What needs to be done: Give every line of the records below as a two-column Markdown table headed Row and Line, numbering the rows and leaving out any blank lines.

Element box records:
···
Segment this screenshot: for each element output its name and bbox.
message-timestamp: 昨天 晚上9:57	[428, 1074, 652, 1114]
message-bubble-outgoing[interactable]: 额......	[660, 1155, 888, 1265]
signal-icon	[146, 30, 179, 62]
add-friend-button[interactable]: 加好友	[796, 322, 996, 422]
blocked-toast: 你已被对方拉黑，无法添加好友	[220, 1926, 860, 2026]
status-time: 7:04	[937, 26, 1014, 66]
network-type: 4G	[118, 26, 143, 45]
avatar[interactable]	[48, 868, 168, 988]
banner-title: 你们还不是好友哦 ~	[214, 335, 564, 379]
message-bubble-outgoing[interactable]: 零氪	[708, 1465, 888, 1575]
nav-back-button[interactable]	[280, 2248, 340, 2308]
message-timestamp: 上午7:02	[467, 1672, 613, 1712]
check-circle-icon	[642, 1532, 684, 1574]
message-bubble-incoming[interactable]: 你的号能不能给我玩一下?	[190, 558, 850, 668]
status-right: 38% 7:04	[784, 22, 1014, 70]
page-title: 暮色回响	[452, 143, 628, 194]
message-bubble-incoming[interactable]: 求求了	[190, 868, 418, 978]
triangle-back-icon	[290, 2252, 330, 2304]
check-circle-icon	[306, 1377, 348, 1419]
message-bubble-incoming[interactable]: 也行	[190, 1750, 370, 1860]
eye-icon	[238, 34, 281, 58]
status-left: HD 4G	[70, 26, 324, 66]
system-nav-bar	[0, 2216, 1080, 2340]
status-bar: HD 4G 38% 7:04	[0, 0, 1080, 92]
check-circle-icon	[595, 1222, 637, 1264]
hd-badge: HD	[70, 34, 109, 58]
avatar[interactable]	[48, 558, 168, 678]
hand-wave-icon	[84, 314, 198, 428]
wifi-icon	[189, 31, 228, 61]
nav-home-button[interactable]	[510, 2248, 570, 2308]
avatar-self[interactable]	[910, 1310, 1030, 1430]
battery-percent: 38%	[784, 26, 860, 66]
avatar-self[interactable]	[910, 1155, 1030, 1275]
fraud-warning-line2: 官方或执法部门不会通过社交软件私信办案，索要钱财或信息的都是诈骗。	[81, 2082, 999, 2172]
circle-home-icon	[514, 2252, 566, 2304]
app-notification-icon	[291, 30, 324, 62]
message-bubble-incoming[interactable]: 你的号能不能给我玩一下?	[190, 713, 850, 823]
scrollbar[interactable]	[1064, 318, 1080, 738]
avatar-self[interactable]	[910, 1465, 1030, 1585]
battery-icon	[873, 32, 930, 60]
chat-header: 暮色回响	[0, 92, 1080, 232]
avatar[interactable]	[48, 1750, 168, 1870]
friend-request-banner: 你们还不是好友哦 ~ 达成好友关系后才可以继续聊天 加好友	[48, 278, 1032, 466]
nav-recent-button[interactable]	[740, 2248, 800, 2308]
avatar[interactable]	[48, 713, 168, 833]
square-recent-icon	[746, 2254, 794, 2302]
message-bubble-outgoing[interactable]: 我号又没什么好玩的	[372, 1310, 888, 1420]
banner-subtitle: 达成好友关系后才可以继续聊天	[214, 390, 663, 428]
···
Answer to the exercise:
| Row | Line |
|---|---|
| 1 | Segment this screenshot: for each element output its name and bbox. |
| 2 | message-timestamp: 昨天 晚上9:57	[428, 1074, 652, 1114] |
| 3 | message-bubble-outgoing[interactable]: 额......	[660, 1155, 888, 1265] |
| 4 | signal-icon	[146, 30, 179, 62] |
| 5 | add-friend-button[interactable]: 加好友	[796, 322, 996, 422] |
| 6 | blocked-toast: 你已被对方拉黑，无法添加好友	[220, 1926, 860, 2026] |
| 7 | status-time: 7:04	[937, 26, 1014, 66] |
| 8 | network-type: 4G	[118, 26, 143, 45] |
| 9 | avatar[interactable]	[48, 868, 168, 988] |
| 10 | banner-title: 你们还不是好友哦 ~	[214, 335, 564, 379] |
| 11 | message-bubble-outgoing[interactable]: 零氪	[708, 1465, 888, 1575] |
| 12 | nav-back-button[interactable]	[280, 2248, 340, 2308] |
| 13 | message-timestamp: 上午7:02	[467, 1672, 613, 1712] |
| 14 | check-circle-icon	[642, 1532, 684, 1574] |
| 15 | message-bubble-incoming[interactable]: 你的号能不能给我玩一下?	[190, 558, 850, 668] |
| 16 | status-right: 38% 7:04	[784, 22, 1014, 70] |
| 17 | page-title: 暮色回响	[452, 143, 628, 194] |
| 18 | message-bubble-incoming[interactable]: 求求了	[190, 868, 418, 978] |
| 19 | triangle-back-icon	[290, 2252, 330, 2304] |
| 20 | check-circle-icon	[306, 1377, 348, 1419] |
| 21 | message-bubble-incoming[interactable]: 也行	[190, 1750, 370, 1860] |
| 22 | eye-icon	[238, 34, 281, 58] |
| 23 | status-left: HD 4G	[70, 26, 324, 66] |
| 24 | system-nav-bar	[0, 2216, 1080, 2340] |
| 25 | status-bar: HD 4G 38% 7:04	[0, 0, 1080, 92] |
| 26 | check-circle-icon	[595, 1222, 637, 1264] |
| 27 | hd-badge: HD	[70, 34, 109, 58] |
| 28 | avatar[interactable]	[48, 558, 168, 678] |
| 29 | hand-wave-icon	[84, 314, 198, 428] |
| 30 | wifi-icon	[189, 31, 228, 61] |
| 31 | nav-home-button[interactable]	[510, 2248, 570, 2308] |
| 32 | avatar-self[interactable]	[910, 1310, 1030, 1430] |
| 33 | battery-percent: 38%	[784, 26, 860, 66] |
| 34 | avatar-self[interactable]	[910, 1155, 1030, 1275] |
| 35 | fraud-warning-line2: 官方或执法部门不会通过社交软件私信办案，索要钱财或信息的都是诈骗。	[81, 2082, 999, 2172] |
| 36 | circle-home-icon	[514, 2252, 566, 2304] |
| 37 | app-notification-icon	[291, 30, 324, 62] |
| 38 | message-bubble-incoming[interactable]: 你的号能不能给我玩一下?	[190, 713, 850, 823] |
| 39 | scrollbar[interactable]	[1064, 318, 1080, 738] |
| 40 | avatar-self[interactable]	[910, 1465, 1030, 1585] |
| 41 | battery-icon	[873, 32, 930, 60] |
| 42 | chat-header: 暮色回响	[0, 92, 1080, 232] |
| 43 | avatar[interactable]	[48, 1750, 168, 1870] |
| 44 | friend-request-banner: 你们还不是好友哦 ~ 达成好友关系后才可以继续聊天 加好友	[48, 278, 1032, 466] |
| 45 | nav-recent-button[interactable]	[740, 2248, 800, 2308] |
| 46 | avatar[interactable]	[48, 713, 168, 833] |
| 47 | square-recent-icon	[746, 2254, 794, 2302] |
| 48 | message-bubble-outgoing[interactable]: 我号又没什么好玩的	[372, 1310, 888, 1420] |
| 49 | banner-subtitle: 达成好友关系后才可以继续聊天	[214, 390, 663, 428] |